Stored dataset items
>>>
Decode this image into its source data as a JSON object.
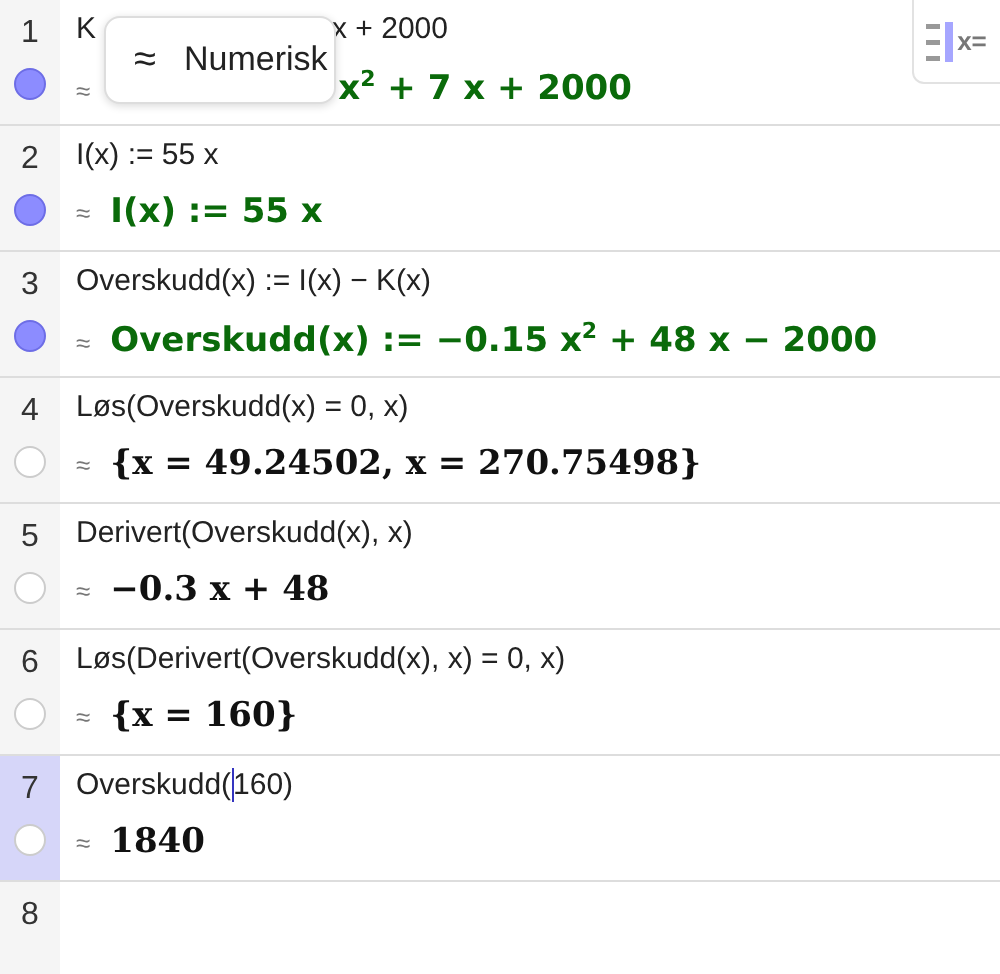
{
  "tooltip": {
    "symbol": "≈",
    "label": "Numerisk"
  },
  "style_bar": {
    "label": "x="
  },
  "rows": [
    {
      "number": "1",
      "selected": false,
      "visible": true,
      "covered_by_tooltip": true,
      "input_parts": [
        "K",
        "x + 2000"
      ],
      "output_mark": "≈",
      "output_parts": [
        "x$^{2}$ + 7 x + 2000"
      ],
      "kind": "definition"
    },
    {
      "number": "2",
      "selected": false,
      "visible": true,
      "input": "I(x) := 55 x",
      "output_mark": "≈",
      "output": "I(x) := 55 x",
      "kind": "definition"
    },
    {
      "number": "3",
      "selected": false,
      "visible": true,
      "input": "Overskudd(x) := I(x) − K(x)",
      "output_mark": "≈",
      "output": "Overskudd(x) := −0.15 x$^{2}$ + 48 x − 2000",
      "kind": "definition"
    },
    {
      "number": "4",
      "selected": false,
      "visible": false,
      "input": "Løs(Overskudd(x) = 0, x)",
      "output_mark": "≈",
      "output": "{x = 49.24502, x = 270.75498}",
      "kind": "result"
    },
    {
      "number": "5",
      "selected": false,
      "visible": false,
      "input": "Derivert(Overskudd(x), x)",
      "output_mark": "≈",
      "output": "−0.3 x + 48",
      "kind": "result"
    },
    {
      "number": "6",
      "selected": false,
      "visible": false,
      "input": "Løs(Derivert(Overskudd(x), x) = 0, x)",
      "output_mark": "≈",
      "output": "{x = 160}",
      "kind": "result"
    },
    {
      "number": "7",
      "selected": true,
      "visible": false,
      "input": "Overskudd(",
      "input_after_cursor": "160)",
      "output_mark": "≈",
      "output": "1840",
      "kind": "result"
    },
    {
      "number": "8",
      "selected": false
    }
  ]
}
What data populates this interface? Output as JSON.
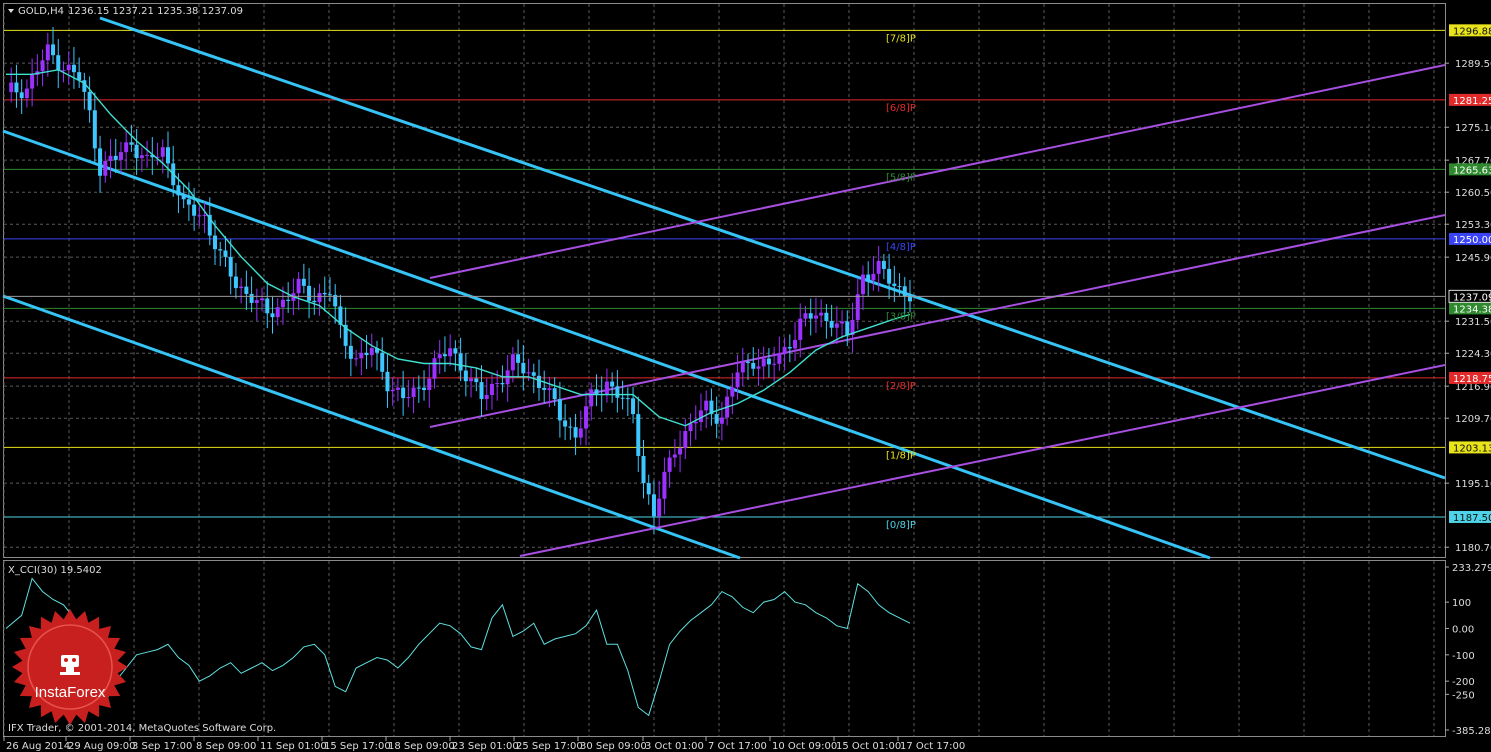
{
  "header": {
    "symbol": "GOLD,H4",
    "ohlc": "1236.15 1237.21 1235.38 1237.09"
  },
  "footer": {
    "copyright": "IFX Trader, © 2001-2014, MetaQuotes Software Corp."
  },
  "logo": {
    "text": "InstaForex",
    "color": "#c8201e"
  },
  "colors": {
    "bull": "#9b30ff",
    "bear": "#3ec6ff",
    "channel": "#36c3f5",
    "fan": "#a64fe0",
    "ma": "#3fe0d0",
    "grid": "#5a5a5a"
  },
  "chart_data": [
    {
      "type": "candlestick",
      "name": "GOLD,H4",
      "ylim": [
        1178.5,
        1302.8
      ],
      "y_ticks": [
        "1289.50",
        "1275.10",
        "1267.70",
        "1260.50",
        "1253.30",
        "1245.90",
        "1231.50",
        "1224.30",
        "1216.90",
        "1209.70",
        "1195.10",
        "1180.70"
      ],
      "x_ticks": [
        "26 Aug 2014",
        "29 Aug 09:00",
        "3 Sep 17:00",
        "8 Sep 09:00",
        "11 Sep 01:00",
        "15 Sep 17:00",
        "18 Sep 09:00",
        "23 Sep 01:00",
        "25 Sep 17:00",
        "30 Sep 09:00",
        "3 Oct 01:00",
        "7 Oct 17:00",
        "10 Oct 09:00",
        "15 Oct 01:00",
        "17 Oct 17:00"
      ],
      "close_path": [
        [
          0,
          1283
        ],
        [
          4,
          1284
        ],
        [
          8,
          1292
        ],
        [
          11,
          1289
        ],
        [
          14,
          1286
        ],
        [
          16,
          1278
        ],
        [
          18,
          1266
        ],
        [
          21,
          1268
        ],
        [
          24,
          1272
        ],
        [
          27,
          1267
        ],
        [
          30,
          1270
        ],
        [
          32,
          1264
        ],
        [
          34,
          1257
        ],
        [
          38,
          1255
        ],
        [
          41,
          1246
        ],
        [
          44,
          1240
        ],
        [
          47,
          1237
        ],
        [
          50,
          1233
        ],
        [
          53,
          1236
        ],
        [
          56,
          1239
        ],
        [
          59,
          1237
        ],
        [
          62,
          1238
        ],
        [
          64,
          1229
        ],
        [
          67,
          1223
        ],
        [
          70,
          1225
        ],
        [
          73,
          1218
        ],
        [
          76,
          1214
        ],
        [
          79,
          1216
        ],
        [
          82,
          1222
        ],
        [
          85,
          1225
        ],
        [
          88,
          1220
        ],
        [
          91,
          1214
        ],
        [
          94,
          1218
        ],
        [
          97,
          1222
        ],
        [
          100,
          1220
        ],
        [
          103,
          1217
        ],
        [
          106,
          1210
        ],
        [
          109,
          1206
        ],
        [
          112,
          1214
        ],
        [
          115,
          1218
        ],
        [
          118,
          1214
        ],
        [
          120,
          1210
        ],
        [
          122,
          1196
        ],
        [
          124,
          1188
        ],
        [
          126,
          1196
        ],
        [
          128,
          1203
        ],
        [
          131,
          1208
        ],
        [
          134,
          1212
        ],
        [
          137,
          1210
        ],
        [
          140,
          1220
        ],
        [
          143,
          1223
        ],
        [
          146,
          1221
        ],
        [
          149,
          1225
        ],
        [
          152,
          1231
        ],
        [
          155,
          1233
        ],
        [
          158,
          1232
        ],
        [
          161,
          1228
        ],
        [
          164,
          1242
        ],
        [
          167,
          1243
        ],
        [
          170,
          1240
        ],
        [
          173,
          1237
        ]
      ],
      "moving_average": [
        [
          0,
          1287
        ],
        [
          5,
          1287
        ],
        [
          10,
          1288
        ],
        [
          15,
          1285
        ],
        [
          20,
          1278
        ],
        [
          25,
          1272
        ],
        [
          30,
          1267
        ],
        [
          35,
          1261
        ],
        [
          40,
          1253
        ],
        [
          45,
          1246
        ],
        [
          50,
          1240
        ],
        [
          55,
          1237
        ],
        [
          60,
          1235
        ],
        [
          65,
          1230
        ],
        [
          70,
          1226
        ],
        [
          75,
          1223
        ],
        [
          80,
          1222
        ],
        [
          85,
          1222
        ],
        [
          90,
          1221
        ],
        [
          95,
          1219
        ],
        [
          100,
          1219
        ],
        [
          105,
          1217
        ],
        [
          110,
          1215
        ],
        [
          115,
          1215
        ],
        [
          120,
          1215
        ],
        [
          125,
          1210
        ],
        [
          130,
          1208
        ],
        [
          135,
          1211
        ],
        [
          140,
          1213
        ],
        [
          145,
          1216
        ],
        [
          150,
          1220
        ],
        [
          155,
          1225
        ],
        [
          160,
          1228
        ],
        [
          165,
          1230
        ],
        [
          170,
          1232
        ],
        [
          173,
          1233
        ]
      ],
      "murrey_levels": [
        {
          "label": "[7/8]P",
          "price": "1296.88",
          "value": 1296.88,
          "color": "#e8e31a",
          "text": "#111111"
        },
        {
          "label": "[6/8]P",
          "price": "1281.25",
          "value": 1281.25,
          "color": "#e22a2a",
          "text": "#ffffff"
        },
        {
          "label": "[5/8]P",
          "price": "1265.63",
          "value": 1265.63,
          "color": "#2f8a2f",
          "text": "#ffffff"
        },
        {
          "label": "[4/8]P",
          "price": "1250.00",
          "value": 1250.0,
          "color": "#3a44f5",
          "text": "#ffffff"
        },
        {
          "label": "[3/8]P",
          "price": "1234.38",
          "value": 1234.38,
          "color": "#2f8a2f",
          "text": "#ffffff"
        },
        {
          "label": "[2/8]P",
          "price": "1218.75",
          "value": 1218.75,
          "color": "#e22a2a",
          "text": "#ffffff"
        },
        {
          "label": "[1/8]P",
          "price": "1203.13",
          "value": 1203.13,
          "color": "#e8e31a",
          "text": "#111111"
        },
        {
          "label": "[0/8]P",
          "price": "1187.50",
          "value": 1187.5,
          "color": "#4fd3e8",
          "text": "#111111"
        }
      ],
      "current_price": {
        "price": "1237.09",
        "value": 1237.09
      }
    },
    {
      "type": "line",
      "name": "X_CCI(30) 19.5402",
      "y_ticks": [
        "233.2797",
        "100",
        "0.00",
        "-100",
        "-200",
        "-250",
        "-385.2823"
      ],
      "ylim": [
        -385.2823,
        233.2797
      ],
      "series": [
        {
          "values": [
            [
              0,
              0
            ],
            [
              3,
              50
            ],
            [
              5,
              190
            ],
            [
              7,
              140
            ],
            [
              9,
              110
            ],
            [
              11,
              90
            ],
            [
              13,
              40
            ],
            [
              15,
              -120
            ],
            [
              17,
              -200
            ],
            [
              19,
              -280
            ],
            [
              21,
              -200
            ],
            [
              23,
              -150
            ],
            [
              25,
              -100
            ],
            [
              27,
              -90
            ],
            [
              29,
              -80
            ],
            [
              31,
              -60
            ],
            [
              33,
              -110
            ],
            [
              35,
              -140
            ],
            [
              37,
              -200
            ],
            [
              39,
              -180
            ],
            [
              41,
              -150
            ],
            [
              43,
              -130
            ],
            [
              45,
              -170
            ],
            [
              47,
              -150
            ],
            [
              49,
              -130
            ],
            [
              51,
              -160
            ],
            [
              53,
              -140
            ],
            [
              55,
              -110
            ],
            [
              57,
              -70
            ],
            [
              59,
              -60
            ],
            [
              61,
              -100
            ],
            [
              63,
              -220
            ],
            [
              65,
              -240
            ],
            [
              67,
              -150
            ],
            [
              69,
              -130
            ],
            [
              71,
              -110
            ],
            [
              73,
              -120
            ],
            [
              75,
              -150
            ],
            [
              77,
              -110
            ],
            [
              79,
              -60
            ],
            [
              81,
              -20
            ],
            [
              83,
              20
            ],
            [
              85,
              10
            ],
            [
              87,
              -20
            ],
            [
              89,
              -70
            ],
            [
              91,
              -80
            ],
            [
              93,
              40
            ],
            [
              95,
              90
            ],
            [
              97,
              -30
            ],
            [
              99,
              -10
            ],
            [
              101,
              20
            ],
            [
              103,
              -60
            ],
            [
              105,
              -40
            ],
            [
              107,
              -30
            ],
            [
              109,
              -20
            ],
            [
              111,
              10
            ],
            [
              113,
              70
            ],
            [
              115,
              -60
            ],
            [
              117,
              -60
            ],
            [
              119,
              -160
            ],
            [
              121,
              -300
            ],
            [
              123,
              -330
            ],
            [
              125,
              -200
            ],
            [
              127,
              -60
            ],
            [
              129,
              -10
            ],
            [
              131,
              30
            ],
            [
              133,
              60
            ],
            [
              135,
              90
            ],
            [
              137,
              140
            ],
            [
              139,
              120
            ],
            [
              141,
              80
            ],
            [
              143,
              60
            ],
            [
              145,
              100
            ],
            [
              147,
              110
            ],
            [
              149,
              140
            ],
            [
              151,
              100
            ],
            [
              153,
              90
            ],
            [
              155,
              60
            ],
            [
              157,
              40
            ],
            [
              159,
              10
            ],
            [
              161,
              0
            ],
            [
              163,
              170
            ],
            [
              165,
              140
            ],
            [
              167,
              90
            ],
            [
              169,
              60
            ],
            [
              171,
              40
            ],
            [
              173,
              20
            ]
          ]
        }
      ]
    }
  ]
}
<<<
- _Problem requirements_: Report every line containing the word "number" from the listing above.

- _Correct result_:
      "number": "1",
      "number": "2",
      "number": "3",
      "number": "4",
      "number": "5",
      "number": "6",
      "number": "7",
      "number": "8",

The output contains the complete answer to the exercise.